(Direction) Leaving out the pictures, transcribe all of the records faithfully.

(Task input)
++++++++++

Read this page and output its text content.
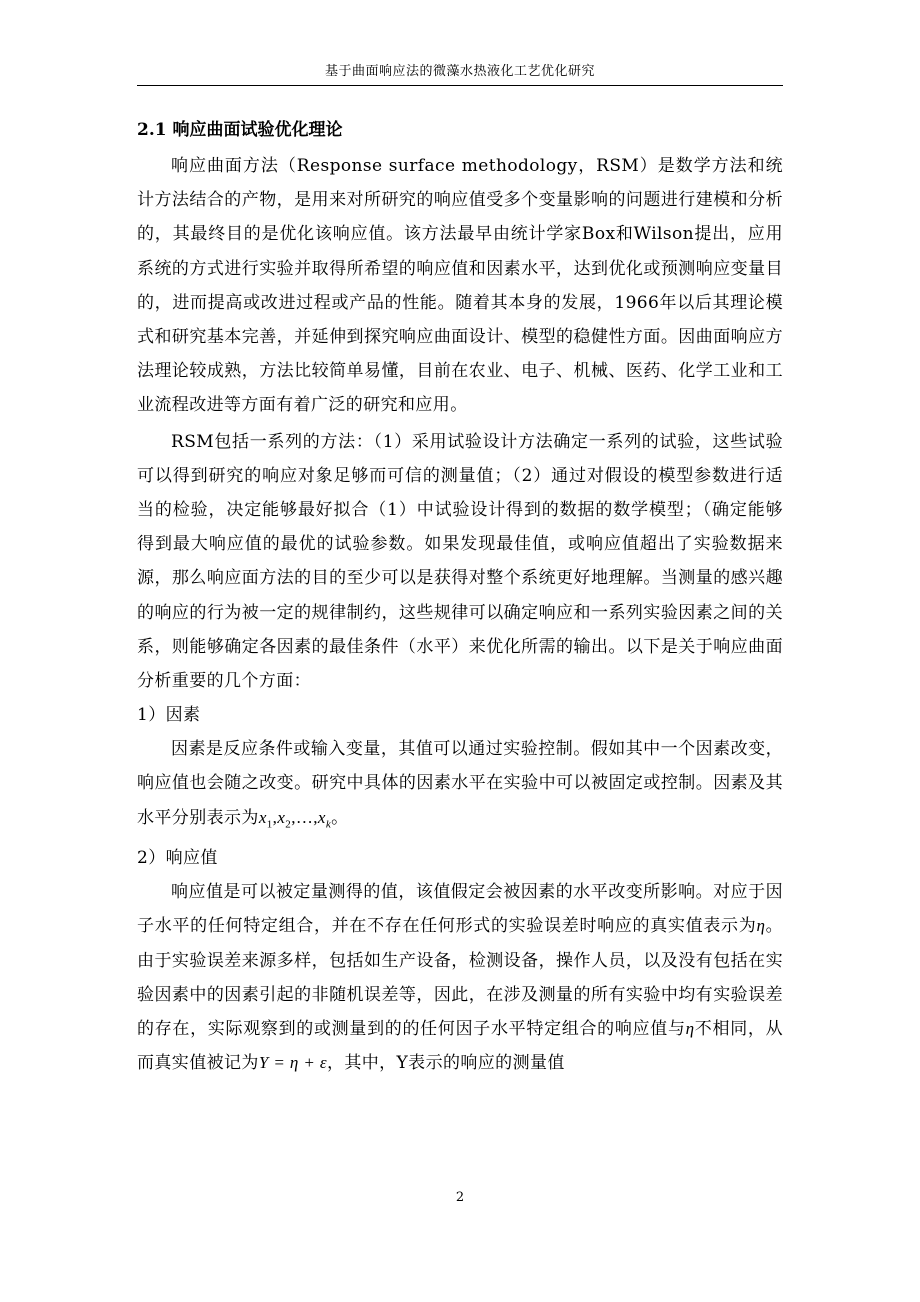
基于曲面响应法的微藻水热液化工艺优化研究

2.1 响应曲面试验优化理论

响应曲面方法（Response surface methodology，RSM）是数学方法和统计方法结合的产物，是用来对所研究的响应值受多个变量影响的问题进行建模和分析的，其最终目的是优化该响应值。该方法最早由统计学家Box和Wilson提出，应用系统的方式进行实验并取得所希望的响应值和因素水平，达到优化或预测响应变量目的，进而提高或改进过程或产品的性能。随着其本身的发展，1966年以后其理论模式和研究基本完善，并延伸到探究响应曲面设计、模型的稳健性方面。因曲面响应方法理论较成熟，方法比较简单易懂，目前在农业、电子、机械、医药、化学工业和工业流程改进等方面有着广泛的研究和应用。

RSM包括一系列的方法：（1）采用试验设计方法确定一系列的试验，这些试验可以得到研究的响应对象足够而可信的测量值；（2）通过对假设的模型参数进行适当的检验，决定能够最好拟合（1）中试验设计得到的数据的数学模型；（确定能够得到最大响应值的最优的试验参数。如果发现最佳值，或响应值超出了实验数据来源，那么响应面方法的目的至少可以是获得对整个系统更好地理解。当测量的感兴趣的响应的行为被一定的规律制约，这些规律可以确定响应和一系列实验因素之间的关系，则能够确定各因素的最佳条件（水平）来优化所需的输出。以下是关于响应曲面分析重要的几个方面：

1）因素

因素是反应条件或输入变量，其值可以通过实验控制。假如其中一个因素改变，响应值也会随之改变。研究中具体的因素水平在实验中可以被固定或控制。因素及其水平分别表示为$x_1,x_2,\dots,x_k$。

2）响应值

响应值是可以被定量测得的值，该值假定会被因素的水平改变所影响。对应于因子水平的任何特定组合，并在不存在任何形式的实验误差时响应的真实值表示为η。由于实验误差来源多样，包括如生产设备，检测设备，操作人员，以及没有包括在实验因素中的因素引起的非随机误差等，因此，在涉及测量的所有实验中均有实验误差的存在，实际观察到的或测量到的的任何因子水平特定组合的响应值与η不相同，从而真实值被记为Y = η + ε，其中，Y表示的响应的测量值

2
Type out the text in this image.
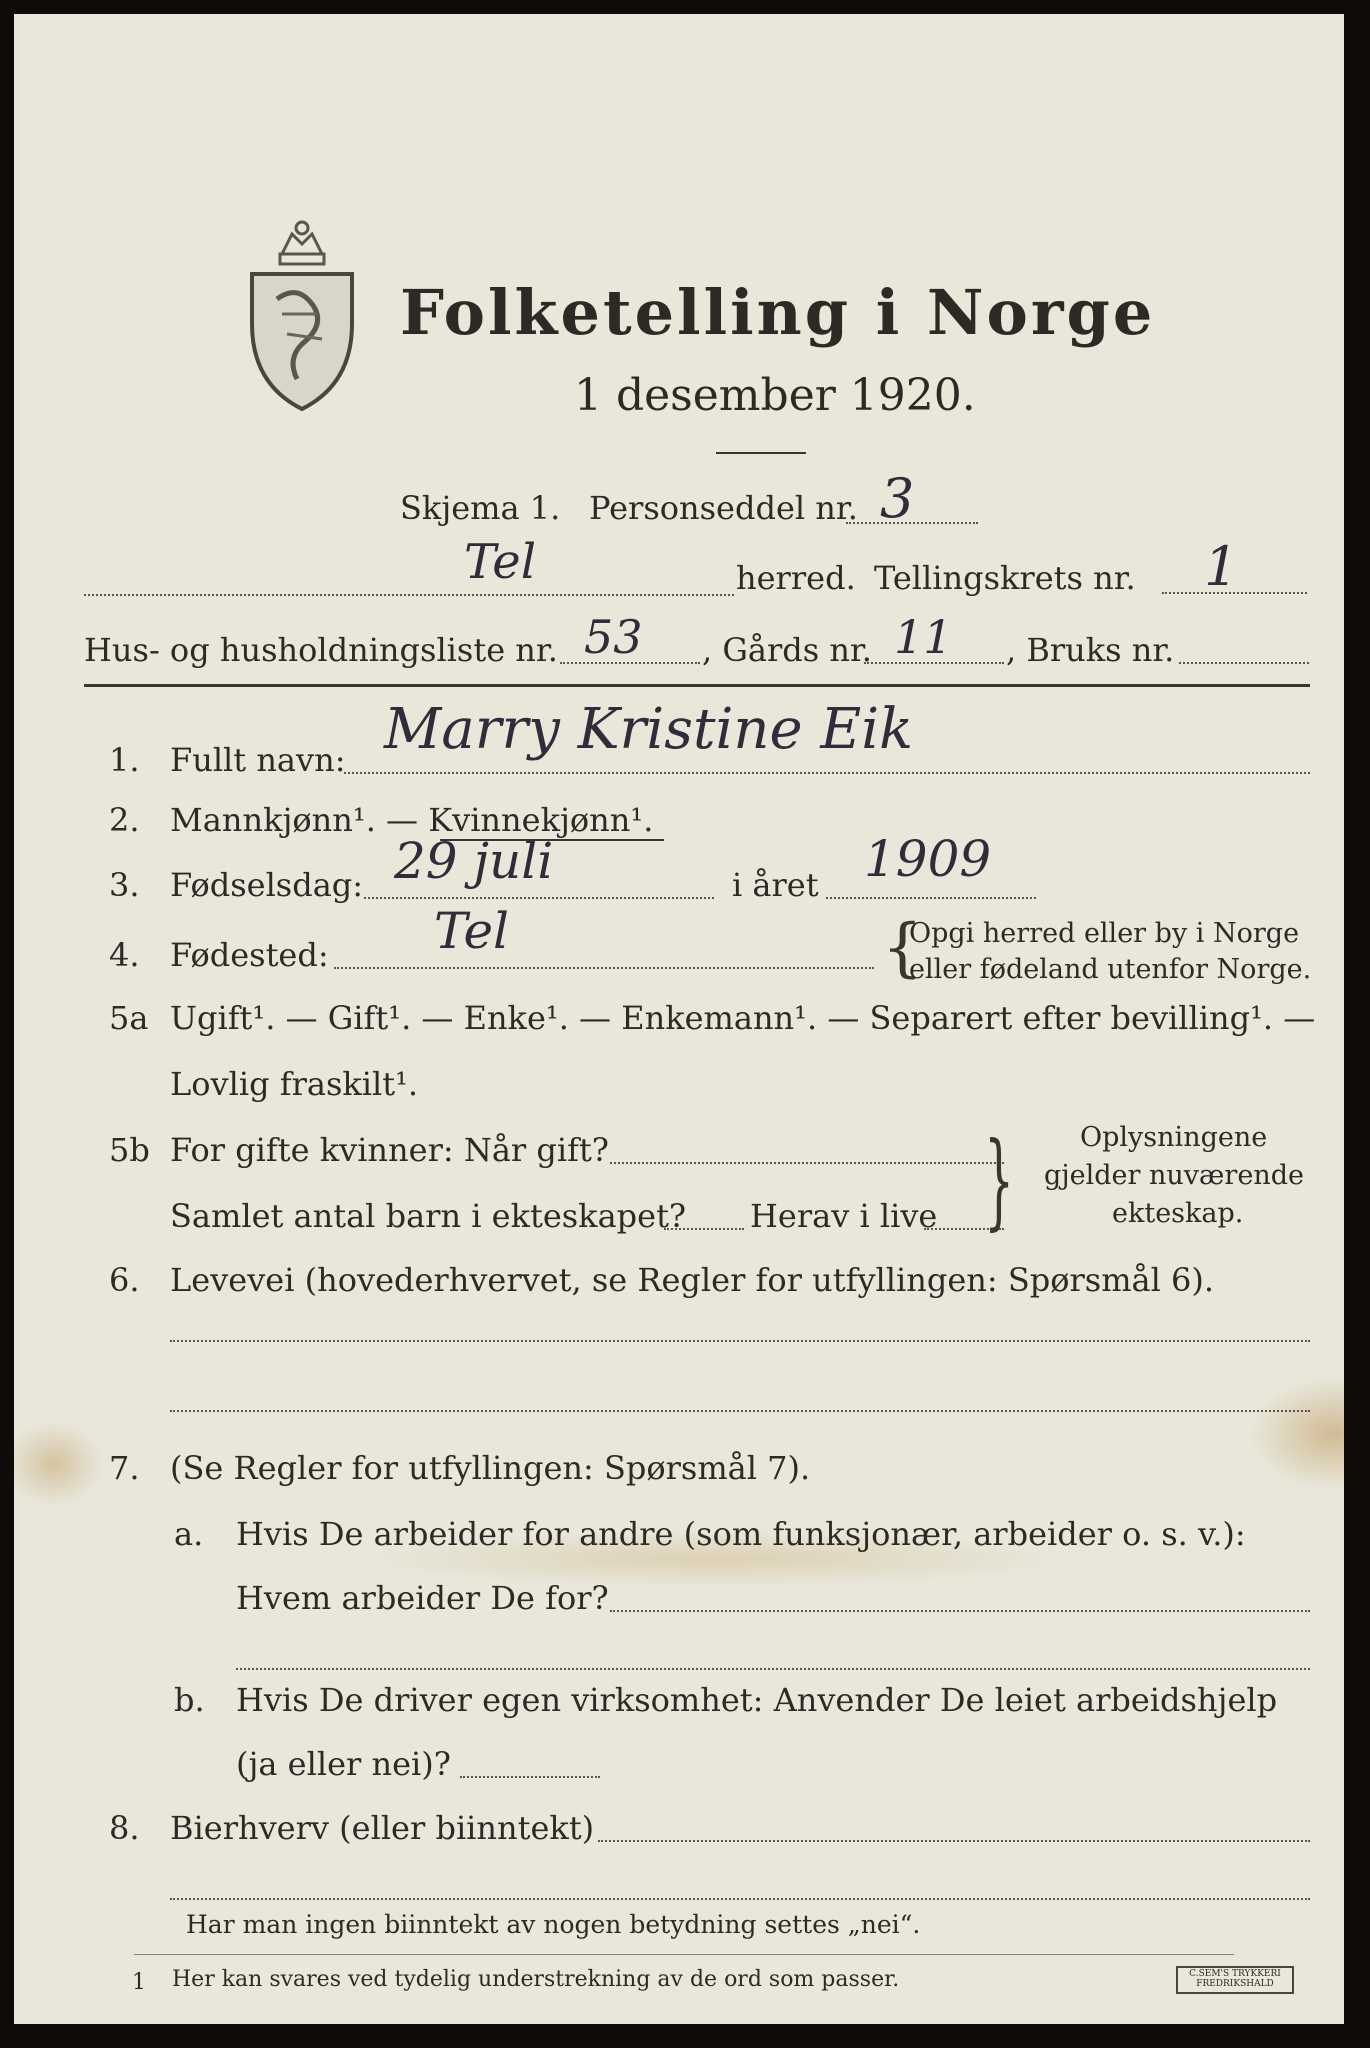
Folketelling i Norge
1 desember 1920.
Skjema 1. Personseddel nr. 3
Tel	herred. Tellingskrets nr. 1
Hus- og husholdningsliste nr. 53 , Gårds nr. 11 , Bruks nr.
1. Fullt navn: Marry Kristine Eik
2. Mannkjønn¹. — Kvinnekjønn¹.
3. Fødselsdag: 29 juli	i året 1909
4. Fødested: Tel	{
Opgi herred eller by i Norge
eller fødeland utenfor Norge.
5a Ugift¹. — Gift¹. — Enke¹. — Enkemann¹. — Separert efter bevilling¹. —
Lovlig fraskilt¹.
5b For gifte kvinner: Når gift?
Samlet antal barn i ekteskapet? Herav i live { Oplysningene
gjelder nuværende
ekteskap.
6. Levevei (hovederhvervet, se Regler for utfyllingen: Spørsmål 6).
7. (Se Regler for utfyllingen: Spørsmål 7).
a. Hvis De arbeider for andre (som funksjonær, arbeider o. s. v.):
Hvem arbeider De for?
b. Hvis De driver egen virksomhet: Anvender De leiet arbeidshjelp
(ja eller nei)?
8. Bierhverv (eller biinntekt)
Har man ingen biinntekt av nogen betydning settes „nei“.
1 Her kan svares ved tydelig understrekning av de ord som passer.	C.SEM'S TRYKKERI
FREDRIKSHALD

++++++++++

(Finished task)
Read this page and output its text content.
基于曲面响应法的微藻水热液化工艺优化研究

2.1 响应曲面试验优化理论

响应曲面方法（Response surface methodology，RSM）是数学方法和统计方法结合的产物，是用来对所研究的响应值受多个变量影响的问题进行建模和分析的，其最终目的是优化该响应值。该方法最早由统计学家Box和Wilson提出，应用系统的方式进行实验并取得所希望的响应值和因素水平，达到优化或预测响应变量目的，进而提高或改进过程或产品的性能。随着其本身的发展，1966年以后其理论模式和研究基本完善，并延伸到探究响应曲面设计、模型的稳健性方面。因曲面响应方法理论较成熟，方法比较简单易懂，目前在农业、电子、机械、医药、化学工业和工业流程改进等方面有着广泛的研究和应用。

RSM包括一系列的方法：（1）采用试验设计方法确定一系列的试验，这些试验可以得到研究的响应对象足够而可信的测量值；（2）通过对假设的模型参数进行适当的检验，决定能够最好拟合（1）中试验设计得到的数据的数学模型；（确定能够得到最大响应值的最优的试验参数。如果发现最佳值，或响应值超出了实验数据来源，那么响应面方法的目的至少可以是获得对整个系统更好地理解。当测量的感兴趣的响应的行为被一定的规律制约，这些规律可以确定响应和一系列实验因素之间的关系，则能够确定各因素的最佳条件（水平）来优化所需的输出。以下是关于响应曲面分析重要的几个方面：

1）因素

因素是反应条件或输入变量，其值可以通过实验控制。假如其中一个因素改变，响应值也会随之改变。研究中具体的因素水平在实验中可以被固定或控制。因素及其水平分别表示为$x_1,x_2,\dots,x_k$。

2）响应值

响应值是可以被定量测得的值，该值假定会被因素的水平改变所影响。对应于因子水平的任何特定组合，并在不存在任何形式的实验误差时响应的真实值表示为η。由于实验误差来源多样，包括如生产设备，检测设备，操作人员，以及没有包括在实验因素中的因素引起的非随机误差等，因此，在涉及测量的所有实验中均有实验误差的存在，实际观察到的或测量到的的任何因子水平特定组合的响应值与η不相同，从而真实值被记为Y = η + ε，其中，Y表示的响应的测量值

2
Type out the text in this image.
Folketelling i Norge
1 desember 1920.
Skjema 1. Personseddel nr. 3
Tel	herred. Tellingskrets nr. 1
Hus- og husholdningsliste nr. 53 , Gårds nr. 11 , Bruks nr.
1. Fullt navn: Marry Kristine Eik
2. Mannkjønn¹. — Kvinnekjønn¹.
3. Fødselsdag: 29 juli	i året 1909
4. Fødested: Tel	{
Opgi herred eller by i Norge
eller fødeland utenfor Norge.
5a Ugift¹. — Gift¹. — Enke¹. — Enkemann¹. — Separert efter bevilling¹. —
Lovlig fraskilt¹.
5b For gifte kvinner: Når gift?
Samlet antal barn i ekteskapet? Herav i live { Oplysningene
gjelder nuværende
ekteskap.
6. Levevei (hovederhvervet, se Regler for utfyllingen: Spørsmål 6).
7. (Se Regler for utfyllingen: Spørsmål 7).
a. Hvis De arbeider for andre (som funksjonær, arbeider o. s. v.):
Hvem arbeider De for?
b. Hvis De driver egen virksomhet: Anvender De leiet arbeidshjelp
(ja eller nei)?
8. Bierhverv (eller biinntekt)
Har man ingen biinntekt av nogen betydning settes „nei“.
1 Her kan svares ved tydelig understrekning av de ord som passer.	C.SEM'S TRYKKERI
FREDRIKSHALD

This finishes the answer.